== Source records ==
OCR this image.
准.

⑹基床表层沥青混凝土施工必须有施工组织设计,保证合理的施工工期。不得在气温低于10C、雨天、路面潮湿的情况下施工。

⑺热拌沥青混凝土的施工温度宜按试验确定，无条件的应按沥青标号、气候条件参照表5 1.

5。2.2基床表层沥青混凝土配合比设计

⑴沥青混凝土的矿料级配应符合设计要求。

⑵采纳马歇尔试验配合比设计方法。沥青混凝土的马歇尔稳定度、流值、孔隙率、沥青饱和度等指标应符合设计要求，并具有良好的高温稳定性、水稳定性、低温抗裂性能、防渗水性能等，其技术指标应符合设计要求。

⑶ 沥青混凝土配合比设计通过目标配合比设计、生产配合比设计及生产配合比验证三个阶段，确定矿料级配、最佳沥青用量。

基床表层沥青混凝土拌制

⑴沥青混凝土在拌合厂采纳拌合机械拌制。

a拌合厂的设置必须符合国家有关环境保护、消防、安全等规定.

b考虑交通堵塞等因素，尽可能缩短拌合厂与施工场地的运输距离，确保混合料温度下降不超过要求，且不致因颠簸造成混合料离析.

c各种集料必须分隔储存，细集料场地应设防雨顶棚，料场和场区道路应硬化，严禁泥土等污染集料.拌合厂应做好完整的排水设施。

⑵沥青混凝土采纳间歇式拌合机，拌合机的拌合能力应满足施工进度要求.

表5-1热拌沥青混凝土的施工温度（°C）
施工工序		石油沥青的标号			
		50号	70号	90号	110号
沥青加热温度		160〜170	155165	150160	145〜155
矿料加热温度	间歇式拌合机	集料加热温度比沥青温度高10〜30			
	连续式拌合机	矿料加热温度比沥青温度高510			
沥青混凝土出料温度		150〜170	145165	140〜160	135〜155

== Set problem ==
Type out the full listing again, exactly as given.

== Result ==
OCR this image.
准.

⑹基床表层沥青混凝土施工必须有施工组织设计,保证合理的施工工期。不得在气温低于10C、雨天、路面潮湿的情况下施工。

⑺热拌沥青混凝土的施工温度宜按试验确定，无条件的应按沥青标号、气候条件参照表5 1.

5。2.2基床表层沥青混凝土配合比设计

⑴沥青混凝土的矿料级配应符合设计要求。

⑵采纳马歇尔试验配合比设计方法。沥青混凝土的马歇尔稳定度、流值、孔隙率、沥青饱和度等指标应符合设计要求，并具有良好的高温稳定性、水稳定性、低温抗裂性能、防渗水性能等，其技术指标应符合设计要求。

⑶ 沥青混凝土配合比设计通过目标配合比设计、生产配合比设计及生产配合比验证三个阶段，确定矿料级配、最佳沥青用量。

基床表层沥青混凝土拌制

⑴沥青混凝土在拌合厂采纳拌合机械拌制。

a拌合厂的设置必须符合国家有关环境保护、消防、安全等规定.

b考虑交通堵塞等因素，尽可能缩短拌合厂与施工场地的运输距离，确保混合料温度下降不超过要求，且不致因颠簸造成混合料离析.

c各种集料必须分隔储存，细集料场地应设防雨顶棚，料场和场区道路应硬化，严禁泥土等污染集料.拌合厂应做好完整的排水设施。

⑵沥青混凝土采纳间歇式拌合机，拌合机的拌合能力应满足施工进度要求.

表5-1热拌沥青混凝土的施工温度（°C）
施工工序		石油沥青的标号			
		50号	70号	90号	110号
沥青加热温度		160〜170	155165	150160	145〜155
矿料加热温度	间歇式拌合机	集料加热温度比沥青温度高10〜30			
	连续式拌合机	矿料加热温度比沥青温度高510			
沥青混凝土出料温度		150〜170	145165	140〜160	135〜155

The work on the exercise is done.